### ĆWICZENIE
Przedstaw wszystkie poniższe wiersze jako listę numerowaną, pomijając puste wiersze. Nie umieszczaj w odpowiedzi obrazów.
───
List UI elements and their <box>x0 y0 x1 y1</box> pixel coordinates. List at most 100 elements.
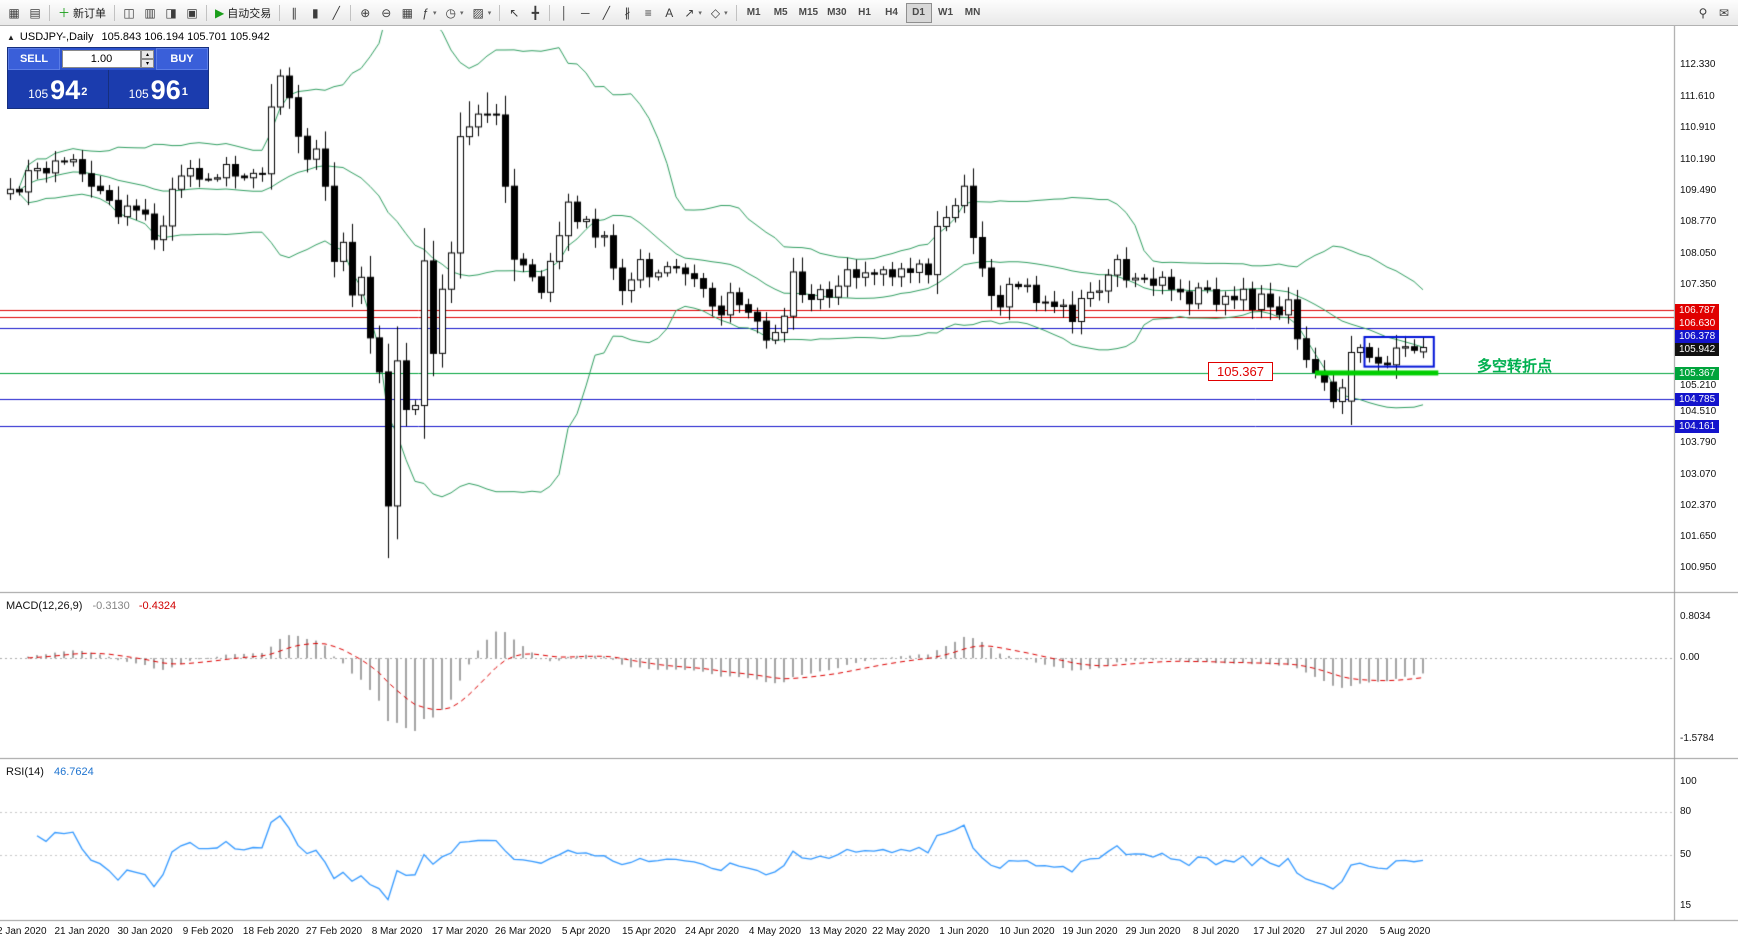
toolbar-separator <box>735 4 737 21</box>
macd-main-value: -0.3130 <box>92 600 130 612</box>
arrows-button[interactable]: ↗ ▾ <box>680 3 706 23</box>
new-chart-button[interactable]: ▦ <box>4 3 24 23</box>
chevron-down-icon: ▾ <box>487 9 492 17</box>
trendline-button[interactable]: ╱ <box>596 3 616 23</box>
toolbar-separator <box>350 4 352 21</box>
text-icon: A <box>665 5 674 20</box>
line-chart-icon: ╱ <box>332 5 340 20</box>
chart-ohlc-values: 105.843 106.194 105.701 105.942 <box>101 31 270 43</box>
volume-input[interactable] <box>62 50 141 68</box>
fibonacci-icon: ≡ <box>644 5 652 20</box>
bar-chart-icon: ∥ <box>291 5 298 20</box>
sell-price-sup: 2 <box>81 85 88 98</box>
turning-point-annotation[interactable]: 多空转折点 <box>1477 357 1553 375</box>
zoom-in-icon: ⊕ <box>360 5 371 20</box>
timeframe-w1-button[interactable]: W1 <box>933 3 959 23</box>
sell-button[interactable]: SELL <box>8 48 60 70</box>
bar-chart-button[interactable]: ∥ <box>284 3 304 23</box>
cursor-button[interactable]: ↖ <box>504 3 524 23</box>
sell-price-display[interactable]: 105 94 2 <box>8 70 109 108</box>
timeframe-m1-button[interactable]: M1 <box>741 3 767 23</box>
crosshair-button[interactable]: ╋ <box>525 3 545 23</box>
macd-signal-value: -0.4324 <box>138 600 177 612</box>
buy-button[interactable]: BUY <box>156 48 208 70</box>
market-watch-button[interactable]: ◫ <box>119 3 139 23</box>
market-watch-icon: ◫ <box>123 5 135 20</box>
timeframe-m5-button[interactable]: M5 <box>768 3 794 23</box>
timeframe-h1-button[interactable]: H1 <box>852 3 878 23</box>
timeframe-h4-button[interactable]: H4 <box>879 3 905 23</box>
shapes-icon: ◇ <box>710 5 721 20</box>
community-chat-button[interactable]: ✉ <box>1714 3 1734 23</box>
equidistant-channel-button[interactable]: ∦ <box>617 3 637 23</box>
timeframe-m30-button[interactable]: M30 <box>823 3 850 23</box>
price-chart-canvas[interactable] <box>0 26 1738 946</box>
autotrading-icon: ▶ <box>215 5 225 20</box>
profiles-button[interactable]: ▤ <box>25 3 45 23</box>
fibonacci-button[interactable]: ≡ <box>638 3 658 23</box>
volume-up-button[interactable]: ▴ <box>141 50 154 59</box>
text-button[interactable]: A <box>659 3 679 23</box>
new-chart-icon: ▦ <box>8 5 20 20</box>
indicators-button[interactable]: ƒ ▾ <box>418 3 440 23</box>
macd-indicator-label: MACD(12,26,9) -0.3130 -0.4324 <box>6 600 176 612</box>
new-order-icon: ＋ <box>58 5 71 20</box>
zoom-in-button[interactable]: ⊕ <box>355 3 375 23</box>
indicators-icon: ƒ <box>422 5 429 20</box>
tile-windows-button[interactable]: ▦ <box>397 3 417 23</box>
equidistant-channel-icon: ∦ <box>624 5 631 20</box>
timeframe-d1-button[interactable]: D1 <box>905 2 932 23</box>
line-chart-button[interactable]: ╱ <box>326 3 346 23</box>
autotrading-button-label: 自动交易 <box>227 7 272 20</box>
buy-price-display[interactable]: 105 96 1 <box>108 70 208 108</box>
autotrading-button[interactable]: ▶ 自动交易 <box>211 3 275 23</box>
toolbar-separator <box>206 4 208 21</box>
zoom-out-button[interactable]: ⊖ <box>376 3 396 23</box>
buy-price-base: 105 <box>128 86 149 101</box>
toolbar-separator <box>279 4 281 21</box>
navigator-button[interactable]: ◨ <box>161 3 181 23</box>
macd-title: MACD(12,26,9) <box>6 600 83 612</box>
tile-windows-icon: ▦ <box>401 5 413 20</box>
terminal-button[interactable]: ▣ <box>182 3 202 23</box>
candlestick-chart-icon: ▮ <box>311 5 319 20</box>
templates-icon: ▨ <box>472 5 484 20</box>
candlestick-chart-button[interactable]: ▮ <box>305 3 325 23</box>
community-chat-icon: ✉ <box>1718 5 1730 20</box>
toolbar-separator <box>499 4 501 21</box>
periods-icon: ◷ <box>445 5 456 20</box>
chart-title-bar: ▲ USDJPY-,Daily 105.843 106.194 105.701 … <box>7 31 270 43</box>
cursor-icon: ↖ <box>509 5 520 20</box>
search-button[interactable]: ⚲ <box>1693 3 1713 23</box>
timeframe-mn-button[interactable]: MN <box>960 3 986 23</box>
vertical-line-button[interactable]: │ <box>554 3 574 23</box>
terminal-icon: ▣ <box>186 5 198 20</box>
data-window-button[interactable]: ▥ <box>140 3 160 23</box>
trade-panel-toggle-icon[interactable]: ▲ <box>7 32 15 42</box>
volume-down-button[interactable]: ▾ <box>141 59 154 68</box>
periods-button[interactable]: ◷ ▾ <box>441 3 467 23</box>
timeframe-m15-button[interactable]: M15 <box>795 3 822 23</box>
rsi-indicator-label: RSI(14) 46.7624 <box>6 766 94 778</box>
buy-price-pips: 96 <box>150 75 181 105</box>
templates-button[interactable]: ▨ ▾ <box>468 3 495 23</box>
vertical-line-icon: │ <box>560 5 569 20</box>
chevron-down-icon: ▾ <box>432 9 437 17</box>
arrows-icon: ↗ <box>684 5 695 20</box>
trendline-icon: ╱ <box>602 5 610 20</box>
toolbar-separator <box>114 4 116 21</box>
search-icon: ⚲ <box>1698 5 1708 20</box>
zoom-out-icon: ⊖ <box>381 5 392 20</box>
horizontal-line-icon: ─ <box>581 5 590 20</box>
sell-price-base: 105 <box>28 86 49 101</box>
navigator-icon: ◨ <box>165 5 177 20</box>
shapes-button[interactable]: ◇ ▾ <box>707 3 732 23</box>
rsi-title: RSI(14) <box>6 766 44 778</box>
chart-symbol-period: USDJPY-,Daily <box>19 31 94 43</box>
main-toolbar: ▦ ▤ ＋新订单 ◫ ▥ ◨ ▣ ▶ 自动交易 ∥ ▮ ╱ ⊕ ⊖ ▦ ƒ ▾ ◷ ▾ ▨ ▾ ↖ ╋ │ ─ ╱ ∦ ≡ A ↗ ▾ ◇ ▾ M… <box>0 0 1738 26</box>
new-order-button[interactable]: ＋新订单 <box>54 3 110 23</box>
rsi-value: 46.7624 <box>53 766 94 778</box>
support-price-annotation[interactable]: 105.367 <box>1208 361 1273 381</box>
horizontal-line-button[interactable]: ─ <box>575 3 595 23</box>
───
### ODPOWIEDŹ PISEMNA
1. List UI elements and their <box>x0 y0 x1 y1</box> pixel coordinates. List at most 100 elements.
2. toolbar-separator <box>735 4 737 21</box>
3. macd-main-value: -0.3130 <box>92 600 130 612</box>
4. arrows-button[interactable]: ↗ ▾ <box>680 3 706 23</box>
5. new-chart-button[interactable]: ▦ <box>4 3 24 23</box>
6. chevron-down-icon: ▾ <box>487 9 492 17</box>
7. trendline-button[interactable]: ╱ <box>596 3 616 23</box>
8. toolbar-separator <box>350 4 352 21</box>
9. text-icon: A <box>665 5 674 20</box>
10. line-chart-icon: ╱ <box>332 5 340 20</box>
11. chart-ohlc-values: 105.843 106.194 105.701 105.942 <box>101 31 270 43</box>
12. volume-input[interactable] <box>62 50 141 68</box>
13. fibonacci-icon: ≡ <box>644 5 652 20</box>
14. bar-chart-icon: ∥ <box>291 5 298 20</box>
15. sell-price-sup: 2 <box>81 85 88 98</box>
16. turning-point-annotation[interactable]: 多空转折点 <box>1477 357 1553 375</box>
17. zoom-in-icon: ⊕ <box>360 5 371 20</box>
18. timeframe-w1-button[interactable]: W1 <box>933 3 959 23</box>
19. sell-button[interactable]: SELL <box>8 48 60 70</box>
20. bar-chart-button[interactable]: ∥ <box>284 3 304 23</box>
21. cursor-button[interactable]: ↖ <box>504 3 524 23</box>
22. sell-price-display[interactable]: 105 94 2 <box>8 70 109 108</box>
23. timeframe-m1-button[interactable]: M1 <box>741 3 767 23</box>
24. crosshair-button[interactable]: ╋ <box>525 3 545 23</box>
25. macd-signal-value: -0.4324 <box>138 600 177 612</box>
26. buy-button[interactable]: BUY <box>156 48 208 70</box>
27. market-watch-button[interactable]: ◫ <box>119 3 139 23</box>
28. market-watch-icon: ◫ <box>123 5 135 20</box>
29. timeframe-m5-button[interactable]: M5 <box>768 3 794 23</box>
30. timeframe-h1-button[interactable]: H1 <box>852 3 878 23</box>
31. timeframe-h4-button[interactable]: H4 <box>879 3 905 23</box>
32. shapes-icon: ◇ <box>710 5 721 20</box>
33. community-chat-button[interactable]: ✉ <box>1714 3 1734 23</box>
34. equidistant-channel-button[interactable]: ∦ <box>617 3 637 23</box>
35. timeframe-m30-button[interactable]: M30 <box>823 3 850 23</box>
36. price-chart-canvas[interactable] <box>0 26 1738 946</box>
37. autotrading-icon: ▶ <box>215 5 225 20</box>
38. profiles-button[interactable]: ▤ <box>25 3 45 23</box>
39. fibonacci-button[interactable]: ≡ <box>638 3 658 23</box>
40. volume-up-button[interactable]: ▴ <box>141 50 154 59</box>
41. text-button[interactable]: A <box>659 3 679 23</box>
42. new-chart-icon: ▦ <box>8 5 20 20</box>
43. indicators-button[interactable]: ƒ ▾ <box>418 3 440 23</box>
44. macd-indicator-label: MACD(12,26,9) -0.3130 -0.4324 <box>6 600 176 612</box>
45. new-order-icon: ＋ <box>58 5 71 20</box>
46. zoom-in-button[interactable]: ⊕ <box>355 3 375 23</box>
47. indicators-icon: ƒ <box>422 5 429 20</box>
48. tile-windows-button[interactable]: ▦ <box>397 3 417 23</box>
49. equidistant-channel-icon: ∦ <box>624 5 631 20</box>
50. timeframe-d1-button[interactable]: D1 <box>905 2 932 23</box>
51. line-chart-button[interactable]: ╱ <box>326 3 346 23</box>
52. autotrading-button-label: 自动交易 <box>227 7 272 20</box>
53. buy-price-display[interactable]: 105 96 1 <box>108 70 208 108</box>
54. autotrading-button[interactable]: ▶ 自动交易 <box>211 3 275 23</box>
55. toolbar-separator <box>206 4 208 21</box>
56. zoom-out-button[interactable]: ⊖ <box>376 3 396 23</box>
57. buy-price-base: 105 <box>128 86 149 101</box>
58. toolbar-separator <box>279 4 281 21</box>
59. navigator-button[interactable]: ◨ <box>161 3 181 23</box>
60. macd-title: MACD(12,26,9) <box>6 600 83 612</box>
61. tile-windows-icon: ▦ <box>401 5 413 20</box>
62. terminal-button[interactable]: ▣ <box>182 3 202 23</box>
63. candlestick-chart-icon: ▮ <box>311 5 319 20</box>
64. templates-icon: ▨ <box>472 5 484 20</box>
65. candlestick-chart-button[interactable]: ▮ <box>305 3 325 23</box>
66. community-chat-icon: ✉ <box>1718 5 1730 20</box>
67. toolbar-separator <box>499 4 501 21</box>
68. periods-icon: ◷ <box>445 5 456 20</box>
69. chart-title-bar: ▲ USDJPY-,Daily 105.843 106.194 105.701 … <box>7 31 270 43</box>
70. cursor-icon: ↖ <box>509 5 520 20</box>
71. search-button[interactable]: ⚲ <box>1693 3 1713 23</box>
72. timeframe-mn-button[interactable]: MN <box>960 3 986 23</box>
73. vertical-line-button[interactable]: │ <box>554 3 574 23</box>
74. terminal-icon: ▣ <box>186 5 198 20</box>
75. data-window-button[interactable]: ▥ <box>140 3 160 23</box>
76. trade-panel-toggle-icon[interactable]: ▲ <box>7 32 15 42</box>
77. volume-down-button[interactable]: ▾ <box>141 59 154 68</box>
78. periods-button[interactable]: ◷ ▾ <box>441 3 467 23</box>
79. timeframe-m15-button[interactable]: M15 <box>795 3 822 23</box>
80. rsi-indicator-label: RSI(14) 46.7624 <box>6 766 94 778</box>
81. buy-price-pips: 96 <box>150 75 181 105</box>
82. templates-button[interactable]: ▨ ▾ <box>468 3 495 23</box>
83. vertical-line-icon: │ <box>560 5 569 20</box>
84. chevron-down-icon: ▾ <box>432 9 437 17</box>
85. arrows-icon: ↗ <box>684 5 695 20</box>
86. trendline-icon: ╱ <box>602 5 610 20</box>
87. toolbar-separator <box>114 4 116 21</box>
88. search-icon: ⚲ <box>1698 5 1708 20</box>
89. zoom-out-icon: ⊖ <box>381 5 392 20</box>
90. horizontal-line-icon: ─ <box>581 5 590 20</box>
91. sell-price-base: 105 <box>28 86 49 101</box>
92. navigator-icon: ◨ <box>165 5 177 20</box>
93. shapes-button[interactable]: ◇ ▾ <box>707 3 732 23</box>
94. rsi-title: RSI(14) <box>6 766 44 778</box>
95. chart-symbol-period: USDJPY-,Daily <box>19 31 94 43</box>
96. main-toolbar: ▦ ▤ ＋新订单 ◫ ▥ ◨ ▣ ▶ 自动交易 ∥ ▮ ╱ ⊕ ⊖ ▦ ƒ ▾ ◷ ▾ ▨ ▾ ↖ ╋ │ ─ ╱ ∦ ≡ A ↗ ▾ ◇ ▾ M… <box>0 0 1738 26</box>
97. new-order-button[interactable]: ＋新订单 <box>54 3 110 23</box>
98. rsi-value: 46.7624 <box>53 766 94 778</box>
99. support-price-annotation[interactable]: 105.367 <box>1208 361 1273 381</box>
100. horizontal-line-button[interactable]: ─ <box>575 3 595 23</box>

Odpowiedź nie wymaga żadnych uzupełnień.